Rows:
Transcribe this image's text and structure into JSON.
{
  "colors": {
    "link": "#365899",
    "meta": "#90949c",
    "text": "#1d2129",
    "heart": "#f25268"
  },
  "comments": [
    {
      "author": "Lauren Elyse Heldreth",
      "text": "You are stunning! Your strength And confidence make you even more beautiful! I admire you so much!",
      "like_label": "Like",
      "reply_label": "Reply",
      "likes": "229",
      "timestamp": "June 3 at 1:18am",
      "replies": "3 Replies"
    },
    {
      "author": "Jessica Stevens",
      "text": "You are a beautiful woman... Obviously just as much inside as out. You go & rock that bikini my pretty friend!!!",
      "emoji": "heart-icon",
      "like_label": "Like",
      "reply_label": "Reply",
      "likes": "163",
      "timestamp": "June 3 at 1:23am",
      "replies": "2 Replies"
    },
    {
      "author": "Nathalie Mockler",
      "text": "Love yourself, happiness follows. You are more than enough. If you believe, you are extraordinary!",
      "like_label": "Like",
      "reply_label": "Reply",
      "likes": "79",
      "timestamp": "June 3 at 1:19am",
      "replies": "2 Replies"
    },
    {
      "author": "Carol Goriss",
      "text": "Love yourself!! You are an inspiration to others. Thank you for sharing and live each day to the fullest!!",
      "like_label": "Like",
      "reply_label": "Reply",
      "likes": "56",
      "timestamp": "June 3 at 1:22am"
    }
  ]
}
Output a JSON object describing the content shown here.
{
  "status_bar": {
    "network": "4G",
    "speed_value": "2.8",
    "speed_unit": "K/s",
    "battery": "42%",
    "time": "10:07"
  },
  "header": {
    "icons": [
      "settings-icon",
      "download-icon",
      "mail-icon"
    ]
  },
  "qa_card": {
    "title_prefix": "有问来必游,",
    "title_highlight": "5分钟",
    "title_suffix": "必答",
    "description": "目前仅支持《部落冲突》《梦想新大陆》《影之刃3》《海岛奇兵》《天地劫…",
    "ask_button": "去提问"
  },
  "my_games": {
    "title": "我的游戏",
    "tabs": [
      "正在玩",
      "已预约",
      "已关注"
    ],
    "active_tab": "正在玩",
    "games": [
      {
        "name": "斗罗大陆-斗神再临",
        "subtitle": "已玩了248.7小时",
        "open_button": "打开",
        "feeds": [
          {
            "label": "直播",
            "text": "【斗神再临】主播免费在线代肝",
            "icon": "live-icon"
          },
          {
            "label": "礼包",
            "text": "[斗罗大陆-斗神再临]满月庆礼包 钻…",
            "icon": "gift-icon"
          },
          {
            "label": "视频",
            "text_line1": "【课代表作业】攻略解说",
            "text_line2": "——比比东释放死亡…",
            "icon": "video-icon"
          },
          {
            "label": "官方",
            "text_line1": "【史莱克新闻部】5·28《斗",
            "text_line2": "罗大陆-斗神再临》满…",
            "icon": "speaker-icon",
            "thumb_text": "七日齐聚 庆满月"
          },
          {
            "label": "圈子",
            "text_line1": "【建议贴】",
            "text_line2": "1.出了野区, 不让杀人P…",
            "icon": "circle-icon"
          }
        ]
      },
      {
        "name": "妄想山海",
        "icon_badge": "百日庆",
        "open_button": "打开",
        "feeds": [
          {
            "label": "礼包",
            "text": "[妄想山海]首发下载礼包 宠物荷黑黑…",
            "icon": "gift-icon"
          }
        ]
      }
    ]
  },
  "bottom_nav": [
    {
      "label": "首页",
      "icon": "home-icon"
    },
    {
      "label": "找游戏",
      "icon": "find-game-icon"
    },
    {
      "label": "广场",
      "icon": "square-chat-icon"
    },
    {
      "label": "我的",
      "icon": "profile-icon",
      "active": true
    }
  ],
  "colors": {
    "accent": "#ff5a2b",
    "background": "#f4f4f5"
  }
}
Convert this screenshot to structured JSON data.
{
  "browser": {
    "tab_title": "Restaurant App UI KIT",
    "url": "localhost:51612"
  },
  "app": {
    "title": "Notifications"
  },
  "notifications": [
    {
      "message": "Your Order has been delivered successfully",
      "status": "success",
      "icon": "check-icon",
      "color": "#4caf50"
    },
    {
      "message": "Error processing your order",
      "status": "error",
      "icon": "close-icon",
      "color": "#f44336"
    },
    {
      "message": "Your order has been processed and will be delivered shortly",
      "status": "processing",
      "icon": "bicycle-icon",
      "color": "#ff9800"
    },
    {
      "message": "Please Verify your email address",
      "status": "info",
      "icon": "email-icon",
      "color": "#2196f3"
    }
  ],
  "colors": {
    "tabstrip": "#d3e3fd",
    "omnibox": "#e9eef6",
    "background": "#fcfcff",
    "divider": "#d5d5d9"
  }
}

Work to complete:
Print back all the lines verbatim.

Written reply:
Transcribe this image's text and structure into JSON.
{
  "colors": {
    "link": "#365899",
    "meta": "#90949c",
    "text": "#1d2129",
    "heart": "#f25268"
  },
  "comments": [
    {
      "author": "Lauren Elyse Heldreth",
      "text": "You are stunning! Your strength And confidence make you even more beautiful! I admire you so much!",
      "like_label": "Like",
      "reply_label": "Reply",
      "likes": "229",
      "timestamp": "June 3 at 1:18am",
      "replies": "3 Replies"
    },
    {
      "author": "Jessica Stevens",
      "text": "You are a beautiful woman... Obviously just as much inside as out. You go & rock that bikini my pretty friend!!!",
      "emoji": "heart-icon",
      "like_label": "Like",
      "reply_label": "Reply",
      "likes": "163",
      "timestamp": "June 3 at 1:23am",
      "replies": "2 Replies"
    },
    {
      "author": "Nathalie Mockler",
      "text": "Love yourself, happiness follows. You are more than enough. If you believe, you are extraordinary!",
      "like_label": "Like",
      "reply_label": "Reply",
      "likes": "79",
      "timestamp": "June 3 at 1:19am",
      "replies": "2 Replies"
    },
    {
      "author": "Carol Goriss",
      "text": "Love yourself!! You are an inspiration to others. Thank you for sharing and live each day to the fullest!!",
      "like_label": "Like",
      "reply_label": "Reply",
      "likes": "56",
      "timestamp": "June 3 at 1:22am"
    }
  ]
}
Output a JSON object describing the content shown here.
{
  "status_bar": {
    "network": "4G",
    "speed_value": "2.8",
    "speed_unit": "K/s",
    "battery": "42%",
    "time": "10:07"
  },
  "header": {
    "icons": [
      "settings-icon",
      "download-icon",
      "mail-icon"
    ]
  },
  "qa_card": {
    "title_prefix": "有问来必游,",
    "title_highlight": "5分钟",
    "title_suffix": "必答",
    "description": "目前仅支持《部落冲突》《梦想新大陆》《影之刃3》《海岛奇兵》《天地劫…",
    "ask_button": "去提问"
  },
  "my_games": {
    "title": "我的游戏",
    "tabs": [
      "正在玩",
      "已预约",
      "已关注"
    ],
    "active_tab": "正在玩",
    "games": [
      {
        "name": "斗罗大陆-斗神再临",
        "subtitle": "已玩了248.7小时",
        "open_button": "打开",
        "feeds": [
          {
            "label": "直播",
            "text": "【斗神再临】主播免费在线代肝",
            "icon": "live-icon"
          },
          {
            "label": "礼包",
            "text": "[斗罗大陆-斗神再临]满月庆礼包 钻…",
            "icon": "gift-icon"
          },
          {
            "label": "视频",
            "text_line1": "【课代表作业】攻略解说",
            "text_line2": "——比比东释放死亡…",
            "icon": "video-icon"
          },
          {
            "label": "官方",
            "text_line1": "【史莱克新闻部】5·28《斗",
            "text_line2": "罗大陆-斗神再临》满…",
            "icon": "speaker-icon",
            "thumb_text": "七日齐聚 庆满月"
          },
          {
            "label": "圈子",
            "text_line1": "【建议贴】",
            "text_line2": "1.出了野区, 不让杀人P…",
            "icon": "circle-icon"
          }
        ]
      },
      {
        "name": "妄想山海",
        "icon_badge": "百日庆",
        "open_button": "打开",
        "feeds": [
          {
            "label": "礼包",
            "text": "[妄想山海]首发下载礼包 宠物荷黑黑…",
            "icon": "gift-icon"
          }
        ]
      }
    ]
  },
  "bottom_nav": [
    {
      "label": "首页",
      "icon": "home-icon"
    },
    {
      "label": "找游戏",
      "icon": "find-game-icon"
    },
    {
      "label": "广场",
      "icon": "square-chat-icon"
    },
    {
      "label": "我的",
      "icon": "profile-icon",
      "active": true
    }
  ],
  "colors": {
    "accent": "#ff5a2b",
    "background": "#f4f4f5"
  }
}
Convert this screenshot to structured JSON data.
{
  "browser": {
    "tab_title": "Restaurant App UI KIT",
    "url": "localhost:51612"
  },
  "app": {
    "title": "Notifications"
  },
  "notifications": [
    {
      "message": "Your Order has been delivered successfully",
      "status": "success",
      "icon": "check-icon",
      "color": "#4caf50"
    },
    {
      "message": "Error processing your order",
      "status": "error",
      "icon": "close-icon",
      "color": "#f44336"
    },
    {
      "message": "Your order has been processed and will be delivered shortly",
      "status": "processing",
      "icon": "bicycle-icon",
      "color": "#ff9800"
    },
    {
      "message": "Please Verify your email address",
      "status": "info",
      "icon": "email-icon",
      "color": "#2196f3"
    }
  ],
  "colors": {
    "tabstrip": "#d3e3fd",
    "omnibox": "#e9eef6",
    "background": "#fcfcff",
    "divider": "#d5d5d9"
  }
}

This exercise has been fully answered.